>> BEGIN Records supplied
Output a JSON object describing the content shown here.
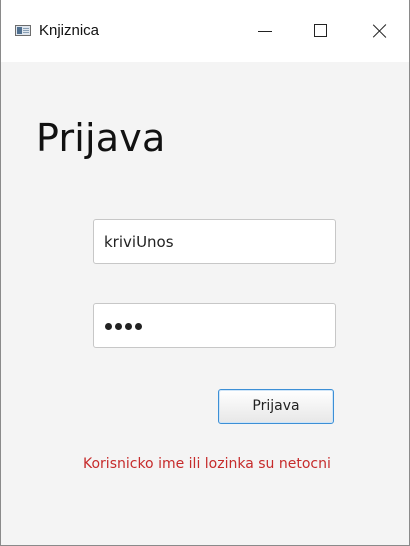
{
  "window": {
    "title": "Knjiznica",
    "icon": "java-app-icon",
    "controls": [
      "minimize-icon",
      "maximize-icon",
      "close-icon"
    ]
  },
  "form": {
    "heading": "Prijava",
    "username_value": "kriviUnos",
    "password_masked": "••••",
    "button_label": "Prijava",
    "error_message": "Korisnicko ime ili lozinka su netocni"
  },
  "colors": {
    "background": "#f4f4f4",
    "error": "#c62b2b",
    "focus_accent": "#3c8fd6"
  }
}
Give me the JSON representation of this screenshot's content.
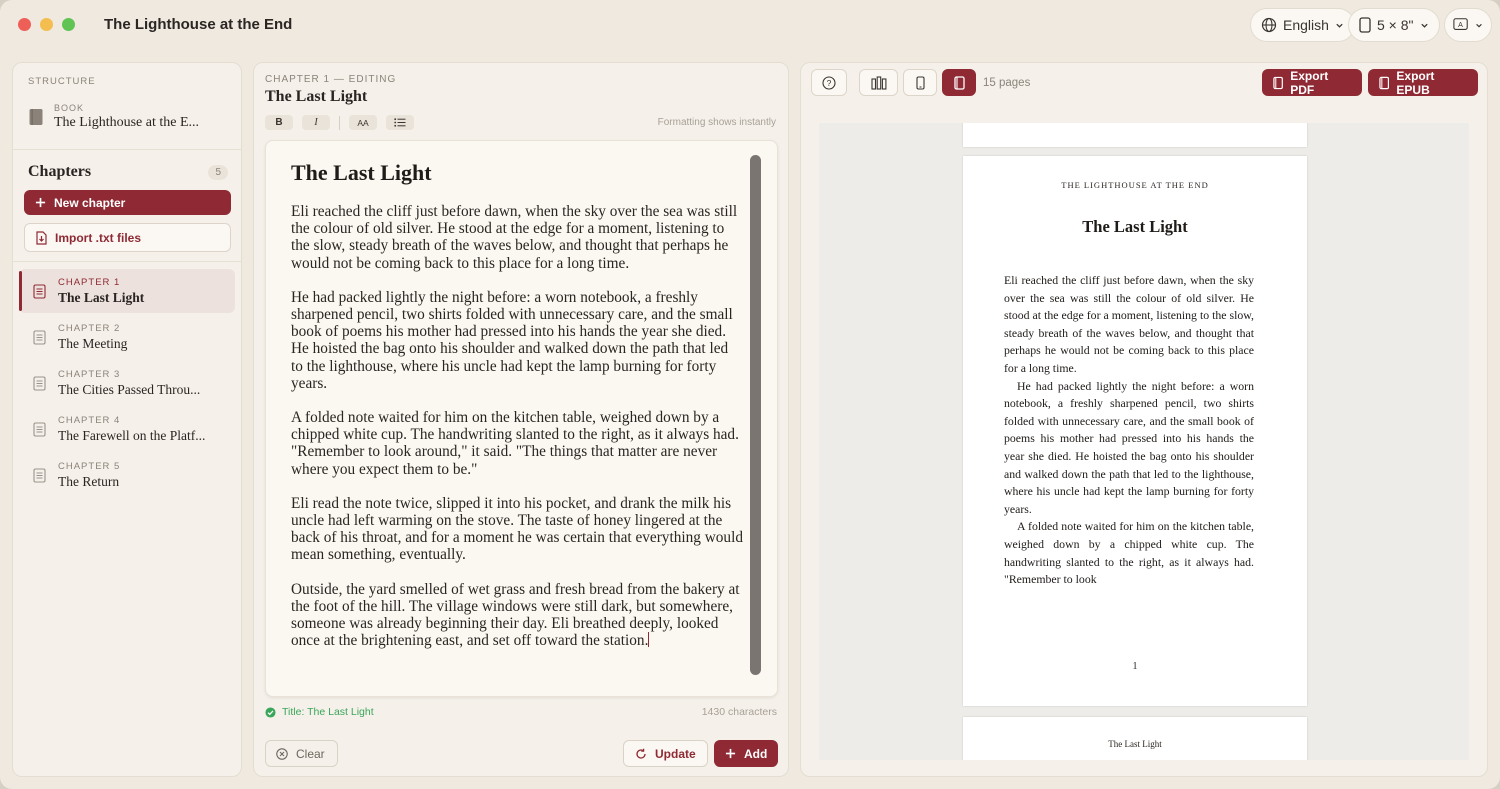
>> END Records supplied
Make a verbatim copy of all the entries and strip out the pictures.

Output a JSON object describing the content shown here.
{
  "window": {
    "title": "Knjiznica",
    "icon": "java-app-icon",
    "controls": [
      "minimize-icon",
      "maximize-icon",
      "close-icon"
    ]
  },
  "form": {
    "heading": "Prijava",
    "username_value": "kriviUnos",
    "password_masked": "••••",
    "button_label": "Prijava",
    "error_message": "Korisnicko ime ili lozinka su netocni"
  },
  "colors": {
    "background": "#f4f4f4",
    "error": "#c62b2b",
    "focus_accent": "#3c8fd6"
  }
}
Give me the JSON representation of this screenshot's content.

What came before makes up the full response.